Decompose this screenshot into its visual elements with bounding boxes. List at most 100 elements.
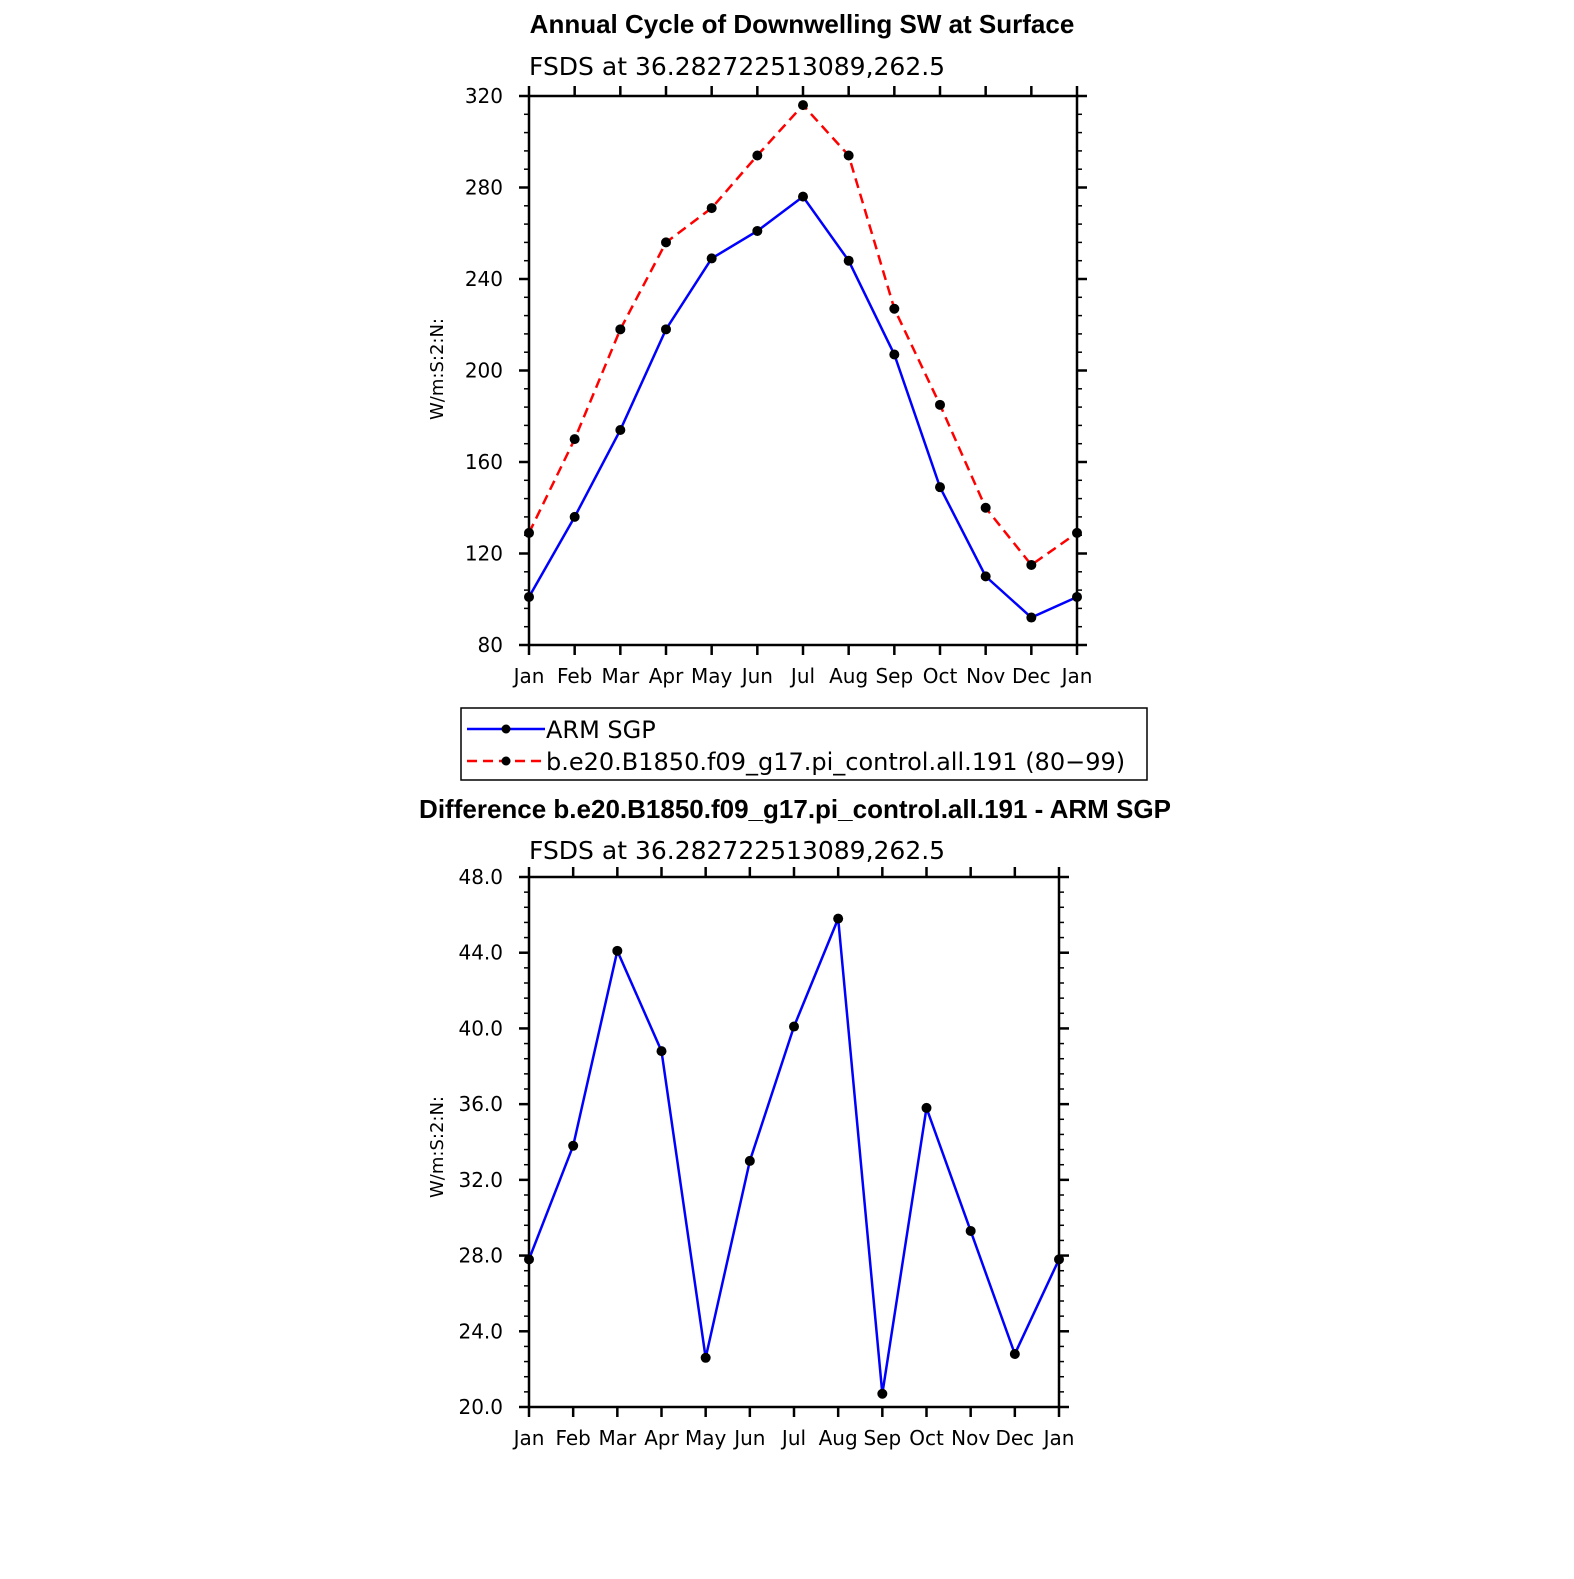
data-point — [568, 1140, 579, 1151]
plot-marks — [524, 100, 1082, 623]
data-point — [833, 913, 844, 924]
data-point — [1072, 527, 1082, 538]
data-point — [877, 1388, 888, 1399]
data-point — [615, 324, 626, 335]
data-point — [1009, 1349, 1020, 1359]
data-point — [524, 591, 534, 602]
data-point — [965, 1225, 976, 1236]
y-axis-label: W/m:S:2:N: — [427, 1096, 448, 1198]
x-tick-label: Apr — [644, 1426, 679, 1450]
y-tick-label: 28.0 — [458, 1244, 503, 1268]
y-tick-label: 48.0 — [458, 865, 503, 889]
axes: Jan Feb Mar Apr May Jun Jul Aug Sep Oct Nov Dec Jan 8… — [465, 84, 1093, 688]
data-point — [921, 1102, 932, 1113]
difference-chart: Difference b.e20.B1850.f09_g17.pi_contro… — [419, 794, 1171, 1450]
x-tick-label: Nov — [951, 1426, 990, 1450]
y-tick-label: 44.0 — [458, 941, 503, 965]
data-point — [656, 1046, 667, 1057]
data-point — [980, 502, 991, 513]
chart-title: Difference b.e20.B1850.f09_g17.pi_contro… — [419, 794, 1171, 824]
data-point — [789, 1021, 799, 1032]
x-tick-label: May — [691, 664, 733, 688]
legend-box — [460, 707, 1148, 781]
x-tick-label: Oct — [923, 664, 958, 688]
data-point — [700, 1352, 711, 1363]
x-tick-label: Jun — [740, 664, 773, 688]
data-point — [980, 571, 991, 582]
y-tick-label: 20.0 — [458, 1395, 503, 1419]
data-point — [1072, 591, 1082, 602]
x-tick-label: Sep — [875, 664, 913, 688]
plot-marks — [524, 913, 1064, 1399]
legend-marker-arm-sgp — [501, 724, 511, 734]
legend-label-arm-sgp: ARM SGP — [546, 716, 656, 744]
chart-subtitle: FSDS at 36.282722513089,262.5 — [529, 836, 945, 865]
y-tick-label: 160 — [465, 450, 503, 474]
x-tick-label: Sep — [863, 1426, 901, 1450]
y-tick-label: 24.0 — [458, 1319, 503, 1343]
x-tick-label: Dec — [1012, 664, 1051, 688]
y-tick-label: 320 — [465, 84, 503, 108]
x-tick-label: Jan — [1042, 1426, 1075, 1450]
x-tick-label: Oct — [909, 1426, 944, 1450]
data-point — [706, 253, 717, 264]
series-line-0 — [527, 918, 1061, 1394]
x-tick-label: Aug — [829, 664, 868, 688]
data-point — [798, 191, 808, 202]
x-tick-label: Dec — [995, 1426, 1034, 1450]
x-tick-label: Nov — [966, 664, 1005, 688]
x-tick-label: Jul — [780, 1426, 806, 1450]
y-axis-label: W/m:S:2:N: — [427, 318, 448, 420]
chart-subtitle: FSDS at 36.282722513089,262.5 — [529, 52, 945, 81]
data-point — [1054, 1254, 1064, 1265]
data-point — [615, 424, 626, 435]
x-tick-label: Jan — [1060, 664, 1093, 688]
series-line-1 — [527, 103, 1078, 567]
data-point — [752, 150, 763, 161]
y-tick-label: 80 — [478, 633, 503, 657]
x-tick-label: Feb — [557, 664, 592, 688]
data-point — [843, 150, 854, 161]
annual-cycle-chart: Annual Cycle of Downwelling SW at Surfac… — [427, 9, 1092, 688]
chart-title: Annual Cycle of Downwelling SW at Surfac… — [530, 9, 1075, 39]
x-tick-label: Mar — [598, 1426, 637, 1450]
data-point — [661, 237, 671, 248]
x-tick-label: May — [685, 1426, 727, 1450]
data-point — [889, 349, 900, 360]
y-tick-label: 280 — [465, 176, 503, 200]
data-point — [706, 203, 717, 214]
data-point — [889, 303, 900, 314]
y-tick-label: 40.0 — [458, 1016, 503, 1040]
x-tick-label: Jan — [512, 1426, 545, 1450]
data-point — [524, 1254, 534, 1265]
data-point — [798, 100, 808, 111]
data-point — [935, 482, 945, 493]
y-tick-label: 32.0 — [458, 1168, 503, 1192]
data-point — [843, 255, 854, 266]
x-tick-label: Jun — [732, 1426, 765, 1450]
data-point — [569, 511, 580, 522]
y-tick-label: 200 — [465, 359, 503, 383]
x-tick-label: Jan — [512, 664, 545, 688]
y-tick-label: 240 — [465, 267, 503, 291]
plot-frame — [527, 875, 1061, 1409]
data-point — [612, 945, 623, 956]
y-tick-label: 36.0 — [458, 1092, 503, 1116]
data-point — [752, 225, 763, 236]
legend-marker-model — [501, 756, 511, 766]
data-point — [935, 399, 945, 410]
legend: ARM SGP b.e20.B1850.f09_g17.pi_control.a… — [460, 707, 1148, 781]
x-tick-label: Apr — [649, 664, 684, 688]
plot-frame — [527, 94, 1079, 647]
x-tick-label: Jul — [789, 664, 815, 688]
x-tick-label: Mar — [601, 664, 640, 688]
x-tick-label: Aug — [819, 1426, 858, 1450]
data-point — [524, 527, 534, 538]
axes: Jan Feb Mar Apr May Jun Jul Aug Sep Oct Nov Dec Jan 2… — [458, 865, 1074, 1450]
data-point — [569, 434, 580, 445]
data-point — [661, 324, 671, 335]
data-point — [1026, 612, 1037, 623]
x-tick-label: Feb — [555, 1426, 590, 1450]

To be done: How many lines of the records above contain the string "Surfac"? Case counts, and the reply should be the number alone.

Written answer: 2